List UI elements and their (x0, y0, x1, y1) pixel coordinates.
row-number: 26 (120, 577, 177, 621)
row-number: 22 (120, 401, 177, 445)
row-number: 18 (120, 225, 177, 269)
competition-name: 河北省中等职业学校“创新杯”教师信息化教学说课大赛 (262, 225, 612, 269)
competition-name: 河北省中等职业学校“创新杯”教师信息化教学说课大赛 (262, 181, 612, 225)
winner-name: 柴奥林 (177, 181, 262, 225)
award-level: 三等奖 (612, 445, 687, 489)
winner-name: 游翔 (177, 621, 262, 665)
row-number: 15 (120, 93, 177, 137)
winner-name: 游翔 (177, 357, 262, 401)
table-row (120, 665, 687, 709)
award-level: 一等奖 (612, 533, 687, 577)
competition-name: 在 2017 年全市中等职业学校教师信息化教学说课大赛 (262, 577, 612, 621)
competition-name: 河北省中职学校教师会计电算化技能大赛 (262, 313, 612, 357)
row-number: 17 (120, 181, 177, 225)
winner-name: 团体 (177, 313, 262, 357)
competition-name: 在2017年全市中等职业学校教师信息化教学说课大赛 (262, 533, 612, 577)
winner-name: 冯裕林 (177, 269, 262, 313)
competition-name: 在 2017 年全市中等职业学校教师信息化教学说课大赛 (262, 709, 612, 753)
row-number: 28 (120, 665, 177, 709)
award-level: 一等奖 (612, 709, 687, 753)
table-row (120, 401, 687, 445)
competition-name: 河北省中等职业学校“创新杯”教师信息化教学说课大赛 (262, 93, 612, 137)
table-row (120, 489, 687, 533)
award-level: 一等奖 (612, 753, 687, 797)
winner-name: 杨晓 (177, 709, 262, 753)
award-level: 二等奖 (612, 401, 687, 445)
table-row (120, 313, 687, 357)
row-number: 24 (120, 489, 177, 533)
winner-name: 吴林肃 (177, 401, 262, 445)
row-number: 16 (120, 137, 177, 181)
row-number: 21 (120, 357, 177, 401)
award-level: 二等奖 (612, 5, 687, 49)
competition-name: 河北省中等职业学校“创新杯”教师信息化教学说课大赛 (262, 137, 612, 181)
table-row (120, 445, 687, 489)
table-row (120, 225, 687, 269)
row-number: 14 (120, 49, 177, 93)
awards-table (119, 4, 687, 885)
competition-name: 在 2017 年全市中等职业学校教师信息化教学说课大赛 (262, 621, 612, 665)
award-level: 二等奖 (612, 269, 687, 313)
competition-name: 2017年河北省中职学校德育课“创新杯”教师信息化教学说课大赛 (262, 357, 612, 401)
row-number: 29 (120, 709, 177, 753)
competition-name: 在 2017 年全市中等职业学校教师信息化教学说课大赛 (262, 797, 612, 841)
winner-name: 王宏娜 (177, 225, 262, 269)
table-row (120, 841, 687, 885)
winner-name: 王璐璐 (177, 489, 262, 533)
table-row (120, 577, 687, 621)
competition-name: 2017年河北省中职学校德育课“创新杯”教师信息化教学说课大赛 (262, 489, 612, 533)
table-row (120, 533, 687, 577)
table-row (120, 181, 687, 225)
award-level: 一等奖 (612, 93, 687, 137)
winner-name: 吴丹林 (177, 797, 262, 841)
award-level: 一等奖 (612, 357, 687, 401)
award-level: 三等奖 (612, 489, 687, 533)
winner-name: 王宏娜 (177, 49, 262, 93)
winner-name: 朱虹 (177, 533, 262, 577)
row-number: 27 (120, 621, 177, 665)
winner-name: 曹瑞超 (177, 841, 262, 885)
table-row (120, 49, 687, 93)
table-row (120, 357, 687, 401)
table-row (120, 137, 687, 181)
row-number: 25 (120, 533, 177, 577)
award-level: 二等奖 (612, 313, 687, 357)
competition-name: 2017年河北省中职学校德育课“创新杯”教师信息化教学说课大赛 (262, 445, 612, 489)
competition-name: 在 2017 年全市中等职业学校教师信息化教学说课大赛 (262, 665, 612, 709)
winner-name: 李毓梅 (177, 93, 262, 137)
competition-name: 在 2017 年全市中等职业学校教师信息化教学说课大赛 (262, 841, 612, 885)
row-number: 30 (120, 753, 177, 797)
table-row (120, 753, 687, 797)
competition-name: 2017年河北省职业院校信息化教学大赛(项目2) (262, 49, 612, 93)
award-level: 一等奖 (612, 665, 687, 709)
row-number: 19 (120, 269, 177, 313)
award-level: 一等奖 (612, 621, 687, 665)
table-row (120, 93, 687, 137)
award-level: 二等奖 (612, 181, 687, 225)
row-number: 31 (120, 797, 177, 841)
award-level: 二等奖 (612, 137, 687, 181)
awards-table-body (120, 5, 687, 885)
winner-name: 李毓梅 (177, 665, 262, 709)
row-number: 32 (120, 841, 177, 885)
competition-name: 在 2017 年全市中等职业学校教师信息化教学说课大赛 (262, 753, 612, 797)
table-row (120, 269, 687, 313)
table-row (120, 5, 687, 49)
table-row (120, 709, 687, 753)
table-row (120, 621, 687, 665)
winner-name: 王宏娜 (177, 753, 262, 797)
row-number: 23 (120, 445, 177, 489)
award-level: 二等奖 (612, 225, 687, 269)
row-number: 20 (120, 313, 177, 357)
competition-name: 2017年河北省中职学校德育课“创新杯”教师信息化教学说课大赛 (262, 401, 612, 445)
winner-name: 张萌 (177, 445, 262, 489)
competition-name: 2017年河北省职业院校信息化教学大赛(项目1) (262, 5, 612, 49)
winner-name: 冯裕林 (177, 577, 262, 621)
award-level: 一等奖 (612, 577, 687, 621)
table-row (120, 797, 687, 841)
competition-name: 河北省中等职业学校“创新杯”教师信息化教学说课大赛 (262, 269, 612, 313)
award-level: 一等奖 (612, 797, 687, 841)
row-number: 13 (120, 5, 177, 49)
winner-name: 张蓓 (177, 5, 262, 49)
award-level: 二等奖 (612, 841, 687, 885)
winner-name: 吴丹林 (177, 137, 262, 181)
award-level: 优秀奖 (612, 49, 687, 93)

Aim of the task: Reproduce every line of the records above without changing any character.

Task solution:
List UI elements and their (x0, y0, x1, y1) pixel coordinates.
row-number: 26 (120, 577, 177, 621)
row-number: 22 (120, 401, 177, 445)
row-number: 18 (120, 225, 177, 269)
competition-name: 河北省中等职业学校“创新杯”教师信息化教学说课大赛 (262, 225, 612, 269)
competition-name: 河北省中等职业学校“创新杯”教师信息化教学说课大赛 (262, 181, 612, 225)
winner-name: 柴奥林 (177, 181, 262, 225)
award-level: 三等奖 (612, 445, 687, 489)
winner-name: 游翔 (177, 621, 262, 665)
row-number: 15 (120, 93, 177, 137)
winner-name: 游翔 (177, 357, 262, 401)
table-row (120, 665, 687, 709)
award-level: 一等奖 (612, 533, 687, 577)
competition-name: 在 2017 年全市中等职业学校教师信息化教学说课大赛 (262, 577, 612, 621)
competition-name: 河北省中职学校教师会计电算化技能大赛 (262, 313, 612, 357)
row-number: 17 (120, 181, 177, 225)
winner-name: 团体 (177, 313, 262, 357)
competition-name: 在2017年全市中等职业学校教师信息化教学说课大赛 (262, 533, 612, 577)
winner-name: 冯裕林 (177, 269, 262, 313)
competition-name: 在 2017 年全市中等职业学校教师信息化教学说课大赛 (262, 709, 612, 753)
row-number: 28 (120, 665, 177, 709)
award-level: 一等奖 (612, 709, 687, 753)
table-row (120, 401, 687, 445)
competition-name: 河北省中等职业学校“创新杯”教师信息化教学说课大赛 (262, 93, 612, 137)
table-row (120, 489, 687, 533)
award-level: 一等奖 (612, 753, 687, 797)
winner-name: 杨晓 (177, 709, 262, 753)
award-level: 二等奖 (612, 401, 687, 445)
table-row (120, 313, 687, 357)
row-number: 24 (120, 489, 177, 533)
winner-name: 吴林肃 (177, 401, 262, 445)
row-number: 16 (120, 137, 177, 181)
row-number: 21 (120, 357, 177, 401)
award-level: 二等奖 (612, 5, 687, 49)
competition-name: 河北省中等职业学校“创新杯”教师信息化教学说课大赛 (262, 137, 612, 181)
table-row (120, 445, 687, 489)
table-row (120, 225, 687, 269)
row-number: 14 (120, 49, 177, 93)
awards-table (119, 4, 687, 885)
competition-name: 在 2017 年全市中等职业学校教师信息化教学说课大赛 (262, 621, 612, 665)
award-level: 二等奖 (612, 269, 687, 313)
competition-name: 2017年河北省中职学校德育课“创新杯”教师信息化教学说课大赛 (262, 357, 612, 401)
row-number: 29 (120, 709, 177, 753)
competition-name: 在 2017 年全市中等职业学校教师信息化教学说课大赛 (262, 797, 612, 841)
winner-name: 王宏娜 (177, 225, 262, 269)
table-row (120, 841, 687, 885)
winner-name: 王璐璐 (177, 489, 262, 533)
table-row (120, 577, 687, 621)
competition-name: 2017年河北省中职学校德育课“创新杯”教师信息化教学说课大赛 (262, 489, 612, 533)
table-row (120, 533, 687, 577)
table-row (120, 181, 687, 225)
award-level: 一等奖 (612, 93, 687, 137)
winner-name: 吴丹林 (177, 797, 262, 841)
award-level: 一等奖 (612, 357, 687, 401)
award-level: 三等奖 (612, 489, 687, 533)
winner-name: 王宏娜 (177, 49, 262, 93)
winner-name: 朱虹 (177, 533, 262, 577)
row-number: 27 (120, 621, 177, 665)
winner-name: 曹瑞超 (177, 841, 262, 885)
table-row (120, 49, 687, 93)
table-row (120, 357, 687, 401)
table-row (120, 137, 687, 181)
row-number: 25 (120, 533, 177, 577)
award-level: 二等奖 (612, 313, 687, 357)
competition-name: 2017年河北省中职学校德育课“创新杯”教师信息化教学说课大赛 (262, 445, 612, 489)
competition-name: 在 2017 年全市中等职业学校教师信息化教学说课大赛 (262, 665, 612, 709)
winner-name: 李毓梅 (177, 93, 262, 137)
competition-name: 在 2017 年全市中等职业学校教师信息化教学说课大赛 (262, 841, 612, 885)
row-number: 30 (120, 753, 177, 797)
table-row (120, 753, 687, 797)
competition-name: 2017年河北省职业院校信息化教学大赛(项目2) (262, 49, 612, 93)
award-level: 一等奖 (612, 665, 687, 709)
row-number: 19 (120, 269, 177, 313)
award-level: 一等奖 (612, 621, 687, 665)
table-row (120, 93, 687, 137)
award-level: 二等奖 (612, 181, 687, 225)
row-number: 31 (120, 797, 177, 841)
award-level: 二等奖 (612, 137, 687, 181)
awards-table-body (120, 5, 687, 885)
winner-name: 李毓梅 (177, 665, 262, 709)
row-number: 32 (120, 841, 177, 885)
competition-name: 在 2017 年全市中等职业学校教师信息化教学说课大赛 (262, 753, 612, 797)
table-row (120, 269, 687, 313)
table-row (120, 5, 687, 49)
table-row (120, 709, 687, 753)
table-row (120, 621, 687, 665)
winner-name: 王宏娜 (177, 753, 262, 797)
row-number: 23 (120, 445, 177, 489)
award-level: 二等奖 (612, 225, 687, 269)
row-number: 20 (120, 313, 177, 357)
competition-name: 2017年河北省中职学校德育课“创新杯”教师信息化教学说课大赛 (262, 401, 612, 445)
winner-name: 张萌 (177, 445, 262, 489)
competition-name: 2017年河北省职业院校信息化教学大赛(项目1) (262, 5, 612, 49)
winner-name: 冯裕林 (177, 577, 262, 621)
award-level: 一等奖 (612, 577, 687, 621)
table-row (120, 797, 687, 841)
competition-name: 河北省中等职业学校“创新杯”教师信息化教学说课大赛 (262, 269, 612, 313)
award-level: 一等奖 (612, 797, 687, 841)
row-number: 13 (120, 5, 177, 49)
winner-name: 张蓓 (177, 5, 262, 49)
award-level: 二等奖 (612, 841, 687, 885)
winner-name: 吴丹林 (177, 137, 262, 181)
award-level: 优秀奖 (612, 49, 687, 93)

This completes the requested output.